-- begin THE RECORDS --

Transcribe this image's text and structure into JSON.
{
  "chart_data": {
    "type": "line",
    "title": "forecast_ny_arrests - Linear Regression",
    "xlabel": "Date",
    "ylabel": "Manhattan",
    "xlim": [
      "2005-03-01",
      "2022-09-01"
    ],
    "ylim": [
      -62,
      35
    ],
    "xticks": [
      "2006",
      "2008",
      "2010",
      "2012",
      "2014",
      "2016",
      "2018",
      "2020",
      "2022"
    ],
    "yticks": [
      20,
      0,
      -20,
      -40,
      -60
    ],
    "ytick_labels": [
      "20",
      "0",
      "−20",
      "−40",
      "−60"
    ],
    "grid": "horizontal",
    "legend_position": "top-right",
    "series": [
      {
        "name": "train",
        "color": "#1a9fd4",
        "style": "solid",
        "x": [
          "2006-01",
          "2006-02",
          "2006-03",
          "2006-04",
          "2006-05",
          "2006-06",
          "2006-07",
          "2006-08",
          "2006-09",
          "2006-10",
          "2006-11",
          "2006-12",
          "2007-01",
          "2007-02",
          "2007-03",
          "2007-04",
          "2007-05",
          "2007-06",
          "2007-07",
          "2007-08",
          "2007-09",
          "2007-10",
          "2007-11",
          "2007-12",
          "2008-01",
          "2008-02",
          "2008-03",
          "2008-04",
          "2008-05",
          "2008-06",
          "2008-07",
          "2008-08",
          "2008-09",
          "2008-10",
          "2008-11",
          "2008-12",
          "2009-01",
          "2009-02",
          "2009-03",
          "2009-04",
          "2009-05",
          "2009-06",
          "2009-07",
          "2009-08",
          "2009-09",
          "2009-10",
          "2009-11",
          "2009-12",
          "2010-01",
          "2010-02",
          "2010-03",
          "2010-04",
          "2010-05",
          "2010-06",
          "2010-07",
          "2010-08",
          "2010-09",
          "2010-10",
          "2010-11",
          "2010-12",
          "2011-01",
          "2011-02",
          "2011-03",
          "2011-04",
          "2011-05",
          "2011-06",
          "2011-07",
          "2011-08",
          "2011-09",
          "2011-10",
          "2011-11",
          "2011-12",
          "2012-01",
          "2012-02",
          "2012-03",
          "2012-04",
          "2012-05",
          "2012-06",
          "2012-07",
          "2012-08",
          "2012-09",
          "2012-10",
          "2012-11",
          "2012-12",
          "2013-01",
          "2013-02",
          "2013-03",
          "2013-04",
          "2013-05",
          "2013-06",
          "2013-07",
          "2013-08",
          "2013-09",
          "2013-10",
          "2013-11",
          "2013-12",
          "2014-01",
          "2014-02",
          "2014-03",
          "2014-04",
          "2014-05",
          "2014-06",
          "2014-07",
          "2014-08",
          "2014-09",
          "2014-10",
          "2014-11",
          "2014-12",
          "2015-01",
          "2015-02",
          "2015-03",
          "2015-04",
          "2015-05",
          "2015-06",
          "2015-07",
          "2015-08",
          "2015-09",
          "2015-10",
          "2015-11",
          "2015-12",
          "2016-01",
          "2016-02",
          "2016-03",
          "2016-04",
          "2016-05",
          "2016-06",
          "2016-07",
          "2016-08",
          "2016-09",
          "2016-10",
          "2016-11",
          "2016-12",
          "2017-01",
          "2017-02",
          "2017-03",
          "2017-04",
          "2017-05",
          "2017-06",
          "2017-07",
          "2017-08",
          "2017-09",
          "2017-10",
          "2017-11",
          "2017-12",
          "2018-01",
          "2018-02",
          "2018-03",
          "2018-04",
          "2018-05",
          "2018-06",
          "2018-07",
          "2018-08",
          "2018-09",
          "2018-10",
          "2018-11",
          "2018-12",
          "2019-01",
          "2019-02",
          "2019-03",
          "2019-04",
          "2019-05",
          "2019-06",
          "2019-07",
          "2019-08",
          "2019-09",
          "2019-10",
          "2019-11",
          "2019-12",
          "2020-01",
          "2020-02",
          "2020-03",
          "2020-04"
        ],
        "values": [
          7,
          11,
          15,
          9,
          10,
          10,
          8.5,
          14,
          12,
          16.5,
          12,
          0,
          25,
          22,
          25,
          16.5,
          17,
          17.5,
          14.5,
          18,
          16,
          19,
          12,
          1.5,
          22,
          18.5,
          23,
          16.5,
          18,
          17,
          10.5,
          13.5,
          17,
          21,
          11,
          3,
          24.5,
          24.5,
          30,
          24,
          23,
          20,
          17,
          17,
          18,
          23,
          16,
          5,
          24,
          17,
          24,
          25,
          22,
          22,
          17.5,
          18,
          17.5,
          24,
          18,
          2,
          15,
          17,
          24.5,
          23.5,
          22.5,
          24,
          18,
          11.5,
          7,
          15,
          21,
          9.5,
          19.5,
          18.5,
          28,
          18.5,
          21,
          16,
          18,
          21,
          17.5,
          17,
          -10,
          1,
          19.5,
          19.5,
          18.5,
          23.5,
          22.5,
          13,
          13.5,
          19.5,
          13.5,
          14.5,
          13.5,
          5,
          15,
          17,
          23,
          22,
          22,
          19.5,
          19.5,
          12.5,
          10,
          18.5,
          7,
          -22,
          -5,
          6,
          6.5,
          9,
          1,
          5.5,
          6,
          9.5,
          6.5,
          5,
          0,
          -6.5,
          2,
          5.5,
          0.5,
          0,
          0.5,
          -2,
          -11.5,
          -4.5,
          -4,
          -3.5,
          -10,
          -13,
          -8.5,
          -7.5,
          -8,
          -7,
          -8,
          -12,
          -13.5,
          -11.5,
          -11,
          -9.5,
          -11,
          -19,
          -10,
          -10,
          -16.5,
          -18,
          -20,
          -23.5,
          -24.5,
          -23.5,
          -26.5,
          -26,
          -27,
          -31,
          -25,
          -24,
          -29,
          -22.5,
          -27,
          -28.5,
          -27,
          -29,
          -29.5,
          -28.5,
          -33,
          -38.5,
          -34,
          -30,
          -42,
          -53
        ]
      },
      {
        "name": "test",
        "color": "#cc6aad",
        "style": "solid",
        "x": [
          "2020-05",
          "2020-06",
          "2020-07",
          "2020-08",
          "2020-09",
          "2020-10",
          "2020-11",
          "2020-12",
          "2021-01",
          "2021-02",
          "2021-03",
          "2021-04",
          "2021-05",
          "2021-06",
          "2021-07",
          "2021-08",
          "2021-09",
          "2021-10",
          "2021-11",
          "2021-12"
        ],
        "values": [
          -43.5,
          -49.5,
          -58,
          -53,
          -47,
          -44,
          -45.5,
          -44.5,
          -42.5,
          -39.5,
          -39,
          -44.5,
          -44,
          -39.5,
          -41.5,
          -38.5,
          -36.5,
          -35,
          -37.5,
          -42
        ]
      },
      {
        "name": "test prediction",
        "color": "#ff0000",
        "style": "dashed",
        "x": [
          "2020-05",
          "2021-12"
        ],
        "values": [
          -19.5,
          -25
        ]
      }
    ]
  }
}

-- end THE RECORDS --

List each line holding the string "color".

        "color": "#1a9fd4",
        "color": "#cc6aad",
        "color": "#ff0000",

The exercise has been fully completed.